Stored data:
•••••

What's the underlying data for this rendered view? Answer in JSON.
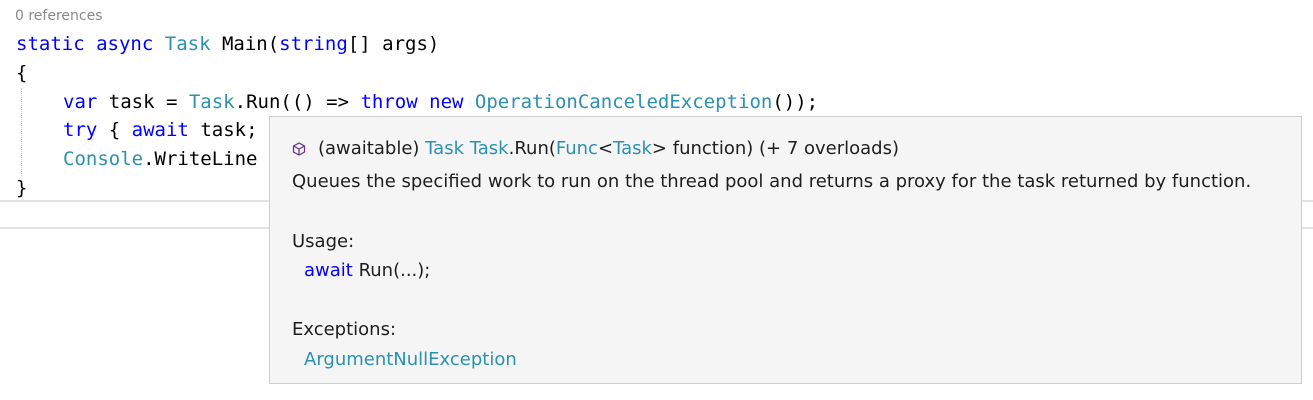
{
  "codelens": {
    "references": "0 references"
  },
  "code": {
    "line1": {
      "kw_static": "static",
      "kw_async": "async",
      "type_task": "Task",
      "rest": "Main(",
      "kw_string": "string",
      "tail": "[] args)"
    },
    "line2": {
      "text": "{"
    },
    "line3": {
      "kw_var": "var",
      "mid1": "task = ",
      "type_task": "Task",
      "mid2": ".Run(() => ",
      "kw_throw": "throw",
      "kw_new": "new",
      "type_exc": "OperationCanceledException",
      "tail": "());"
    },
    "line4": {
      "kw_try": "try",
      "mid": "{ ",
      "kw_await": "await",
      "tail": "task;"
    },
    "line5": {
      "type_console": "Console",
      "tail": ".WriteLine"
    },
    "line6": {
      "text": "}"
    }
  },
  "tooltip": {
    "icon": "method-cube-icon",
    "sig_prefix": "(awaitable)",
    "sig_return_type": "Task",
    "sig_class": "Task",
    "sig_method": ".Run(",
    "sig_param_type": "Func",
    "sig_lt": "<",
    "sig_param_generic": "Task",
    "sig_rest": "> function) (+ 7 overloads)",
    "description": "Queues the specified work to run on the thread pool and returns a proxy for the task returned by function.",
    "usage_heading": "Usage:",
    "usage_kw": "await",
    "usage_call": "Run(...);",
    "exceptions_heading": "Exceptions:",
    "exceptions": [
      "ArgumentNullException"
    ]
  },
  "colors": {
    "keyword": "#0000ff",
    "type": "#2b91af",
    "icon": "#652d90"
  }
}
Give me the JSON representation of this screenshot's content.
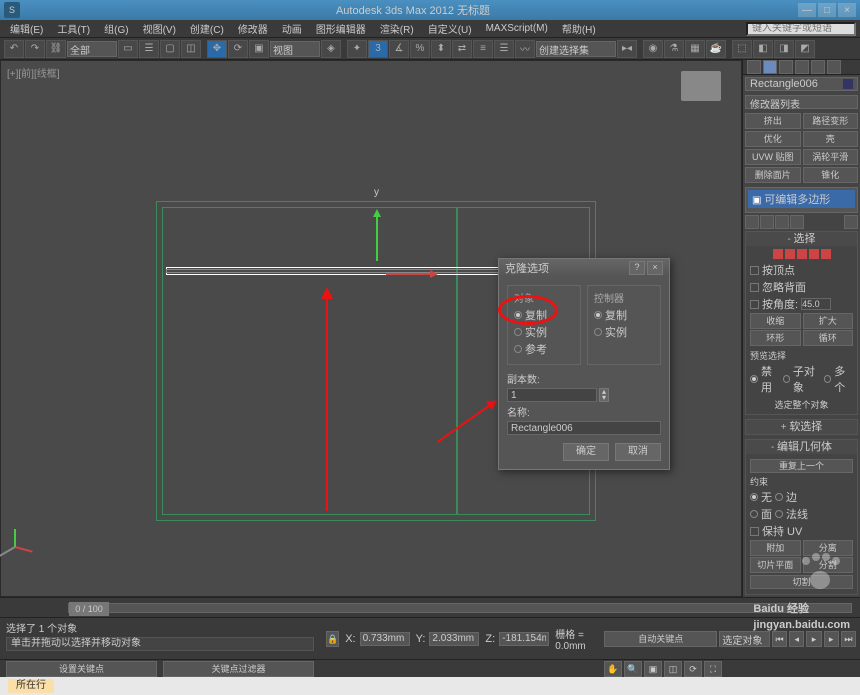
{
  "titlebar": {
    "logo": "S",
    "title": "Autodesk 3ds Max 2012         无标题",
    "min": "—",
    "max": "□",
    "close": "×"
  },
  "menu": {
    "items": [
      "编辑(E)",
      "工具(T)",
      "组(G)",
      "视图(V)",
      "创建(C)",
      "修改器",
      "动画",
      "图形编辑器",
      "渲染(R)",
      "自定义(U)",
      "MAXScript(M)",
      "帮助(H)"
    ],
    "search_ph": "键入关键字或短语"
  },
  "toolbar": {
    "selset_label": "全部",
    "createset": "创建选择集"
  },
  "viewport": {
    "label": "[+][前][线框]",
    "axis_y": "y"
  },
  "dialog": {
    "title": "克隆选项",
    "help": "?",
    "close": "×",
    "obj_legend": "对象",
    "ctrl_legend": "控制器",
    "copy": "复制",
    "instance": "实例",
    "reference": "参考",
    "copies_label": "副本数:",
    "copies": "1",
    "name_label": "名称:",
    "name": "Rectangle006",
    "ok": "确定",
    "cancel": "取消"
  },
  "panel": {
    "objname": "Rectangle006",
    "modlist": "修改器列表",
    "btns": [
      "挤出",
      "路径变形",
      "优化",
      "壳",
      "UVW 贴图",
      "涡轮平滑",
      "删除面片",
      "锥化"
    ],
    "stack": "可编辑多边形",
    "ro_select": "选择",
    "by_vertex": "按顶点",
    "ignore_bf": "忽略背面",
    "by_angle": "按角度:",
    "angle": "45.0",
    "grow": "扩大",
    "shrink": "收缩",
    "ring": "环形",
    "loop": "循环",
    "preview": "预览选择",
    "off": "禁用",
    "subobj": "子对象",
    "multi": "多个",
    "sel_whole": "选定整个对象",
    "ro_soft": "软选择",
    "ro_geo": "编辑几何体",
    "ro_repeat": "重复上一个",
    "constraints": "约束",
    "none": "无",
    "edge": "边",
    "face": "面",
    "normal": "法线",
    "preserve_uv": "保持 UV",
    "attach": "附加",
    "detach": "分离",
    "slice_plane": "切片平面",
    "slice": "分割",
    "cut": "切割"
  },
  "timeline": {
    "marker": "0 / 100"
  },
  "status": {
    "sel": "选择了 1 个对象",
    "prompt": "单击并拖动以选择并移动对象",
    "x": "0.733mm",
    "y": "2.033mm",
    "z": "-181.154mm",
    "grid": "栅格 = 0.0mm",
    "autokey": "自动关键点",
    "selset2": "选定对象",
    "setkey": "设置关键点",
    "keyfilter": "关键点过滤器"
  },
  "footer": {
    "tab": "所在行",
    "info": ""
  },
  "watermark": {
    "main": "Baidu 经验",
    "sub": "jingyan.baidu.com"
  }
}
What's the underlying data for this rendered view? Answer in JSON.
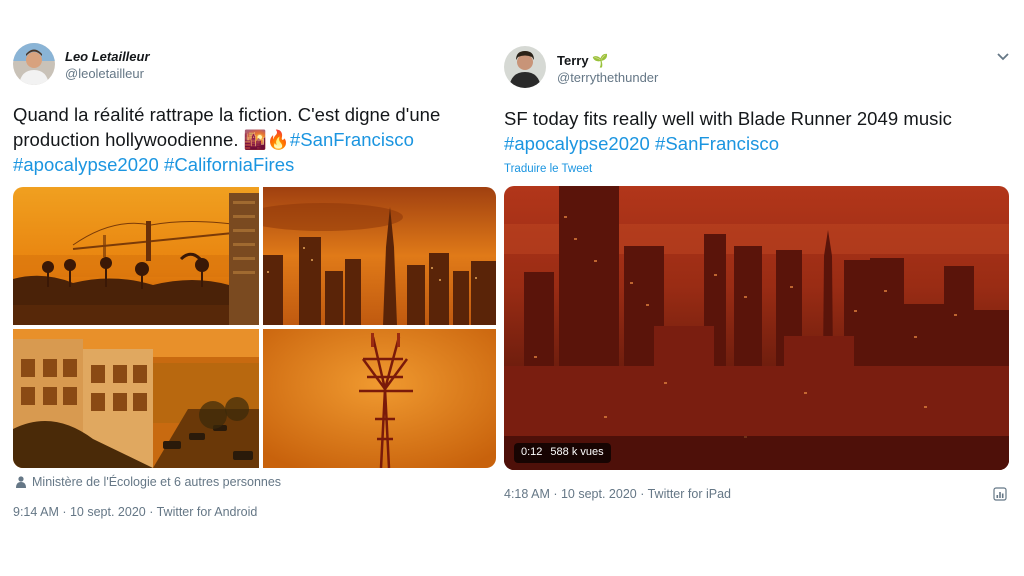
{
  "tweet1": {
    "author_name": "Leo Letailleur",
    "author_handle": "@leoletailleur",
    "text_line1": "Quand la réalité rattrape la fiction. C'est digne d'une",
    "text_line2_prefix": "production hollywoodienne.",
    "emojis": "🌇🔥",
    "hashtags": [
      "#SanFrancisco",
      "#apocalypse2020",
      "#CaliforniaFires"
    ],
    "tagged_people": "Ministère de l'Écologie et 6 autres personnes",
    "timestamp": "9:14 AM · 10 sept. 2020 · Twitter for Android",
    "photos": [
      "golden-gate-bridge-orange-sky",
      "transamerica-skyline",
      "street-houses-orange",
      "sutro-tower-fog"
    ],
    "icons": [
      "person-tag-icon"
    ]
  },
  "tweet2": {
    "author_name": "Terry",
    "author_badge": "🌱",
    "author_handle": "@terrythethunder",
    "text_line1": "SF today fits really well with Blade Runner 2049 music",
    "hashtags": [
      "#apocalypse2020",
      "#SanFrancisco"
    ],
    "translate_link": "Traduire le Tweet",
    "video_duration": "0:12",
    "video_views": "588 k vues",
    "timestamp": "4:18 AM · 10 sept. 2020 · Twitter for iPad",
    "icons": [
      "chevron-down-icon",
      "analytics-icon"
    ]
  },
  "colors": {
    "link": "#1b95e0",
    "text": "#14171a",
    "secondary": "#657786",
    "orange_sky": "#e8780f",
    "red_sky": "#8e2512"
  }
}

•••••

The entries above are to be returned exactly, without their pictures.

OUTPUT BELOW >>
What's the underlying data for this rendered view? Answer in JSON.
{
  "codelens": {
    "references": "0 references"
  },
  "code": {
    "line1": {
      "kw_static": "static",
      "kw_async": "async",
      "type_task": "Task",
      "rest": "Main(",
      "kw_string": "string",
      "tail": "[] args)"
    },
    "line2": {
      "text": "{"
    },
    "line3": {
      "kw_var": "var",
      "mid1": "task = ",
      "type_task": "Task",
      "mid2": ".Run(() => ",
      "kw_throw": "throw",
      "kw_new": "new",
      "type_exc": "OperationCanceledException",
      "tail": "());"
    },
    "line4": {
      "kw_try": "try",
      "mid": "{ ",
      "kw_await": "await",
      "tail": "task;"
    },
    "line5": {
      "type_console": "Console",
      "tail": ".WriteLine"
    },
    "line6": {
      "text": "}"
    }
  },
  "tooltip": {
    "icon": "method-cube-icon",
    "sig_prefix": "(awaitable)",
    "sig_return_type": "Task",
    "sig_class": "Task",
    "sig_method": ".Run(",
    "sig_param_type": "Func",
    "sig_lt": "<",
    "sig_param_generic": "Task",
    "sig_rest": "> function) (+ 7 overloads)",
    "description": "Queues the specified work to run on the thread pool and returns a proxy for the task returned by function.",
    "usage_heading": "Usage:",
    "usage_kw": "await",
    "usage_call": "Run(...);",
    "exceptions_heading": "Exceptions:",
    "exceptions": [
      "ArgumentNullException"
    ]
  },
  "colors": {
    "keyword": "#0000ff",
    "type": "#2b91af",
    "icon": "#652d90"
  }
}
Give me the JSON representation of this screenshot's content.
{
  "titlebar": {
    "logo": "S",
    "title": "Autodesk 3ds Max 2012         无标题",
    "min": "—",
    "max": "□",
    "close": "×"
  },
  "menu": {
    "items": [
      "编辑(E)",
      "工具(T)",
      "组(G)",
      "视图(V)",
      "创建(C)",
      "修改器",
      "动画",
      "图形编辑器",
      "渲染(R)",
      "自定义(U)",
      "MAXScript(M)",
      "帮助(H)"
    ],
    "search_ph": "键入关键字或短语"
  },
  "toolbar": {
    "selset_label": "全部",
    "createset": "创建选择集"
  },
  "viewport": {
    "label": "[+][前][线框]",
    "axis_y": "y"
  },
  "dialog": {
    "title": "克隆选项",
    "help": "?",
    "close": "×",
    "obj_legend": "对象",
    "ctrl_legend": "控制器",
    "copy": "复制",
    "instance": "实例",
    "reference": "参考",
    "copies_label": "副本数:",
    "copies": "1",
    "name_label": "名称:",
    "name": "Rectangle006",
    "ok": "确定",
    "cancel": "取消"
  },
  "panel": {
    "objname": "Rectangle006",
    "modlist": "修改器列表",
    "btns": [
      "挤出",
      "路径变形",
      "优化",
      "壳",
      "UVW 贴图",
      "涡轮平滑",
      "删除面片",
      "锥化"
    ],
    "stack": "可编辑多边形",
    "ro_select": "选择",
    "by_vertex": "按顶点",
    "ignore_bf": "忽略背面",
    "by_angle": "按角度:",
    "angle": "45.0",
    "grow": "扩大",
    "shrink": "收缩",
    "ring": "环形",
    "loop": "循环",
    "preview": "预览选择",
    "off": "禁用",
    "subobj": "子对象",
    "multi": "多个",
    "sel_whole": "选定整个对象",
    "ro_soft": "软选择",
    "ro_geo": "编辑几何体",
    "ro_repeat": "重复上一个",
    "constraints": "约束",
    "none": "无",
    "edge": "边",
    "face": "面",
    "normal": "法线",
    "preserve_uv": "保持 UV",
    "attach": "附加",
    "detach": "分离",
    "slice_plane": "切片平面",
    "slice": "分割",
    "cut": "切割"
  },
  "timeline": {
    "marker": "0 / 100"
  },
  "status": {
    "sel": "选择了 1 个对象",
    "prompt": "单击并拖动以选择并移动对象",
    "x": "0.733mm",
    "y": "2.033mm",
    "z": "-181.154mm",
    "grid": "栅格 = 0.0mm",
    "autokey": "自动关键点",
    "selset2": "选定对象",
    "setkey": "设置关键点",
    "keyfilter": "关键点过滤器"
  },
  "footer": {
    "tab": "所在行",
    "info": ""
  },
  "watermark": {
    "main": "Baidu 经验",
    "sub": "jingyan.baidu.com"
  }
}
What's the underlying data for this rendered view? Answer in JSON.
{
  "tweet1": {
    "author_name": "Leo Letailleur",
    "author_handle": "@leoletailleur",
    "text_line1": "Quand la réalité rattrape la fiction. C'est digne d'une",
    "text_line2_prefix": "production hollywoodienne.",
    "emojis": "🌇🔥",
    "hashtags": [
      "#SanFrancisco",
      "#apocalypse2020",
      "#CaliforniaFires"
    ],
    "tagged_people": "Ministère de l'Écologie et 6 autres personnes",
    "timestamp": "9:14 AM · 10 sept. 2020 · Twitter for Android",
    "photos": [
      "golden-gate-bridge-orange-sky",
      "transamerica-skyline",
      "street-houses-orange",
      "sutro-tower-fog"
    ],
    "icons": [
      "person-tag-icon"
    ]
  },
  "tweet2": {
    "author_name": "Terry",
    "author_badge": "🌱",
    "author_handle": "@terrythethunder",
    "text_line1": "SF today fits really well with Blade Runner 2049 music",
    "hashtags": [
      "#apocalypse2020",
      "#SanFrancisco"
    ],
    "translate_link": "Traduire le Tweet",
    "video_duration": "0:12",
    "video_views": "588 k vues",
    "timestamp": "4:18 AM · 10 sept. 2020 · Twitter for iPad",
    "icons": [
      "chevron-down-icon",
      "analytics-icon"
    ]
  },
  "colors": {
    "link": "#1b95e0",
    "text": "#14171a",
    "secondary": "#657786",
    "orange_sky": "#e8780f",
    "red_sky": "#8e2512"
  }
}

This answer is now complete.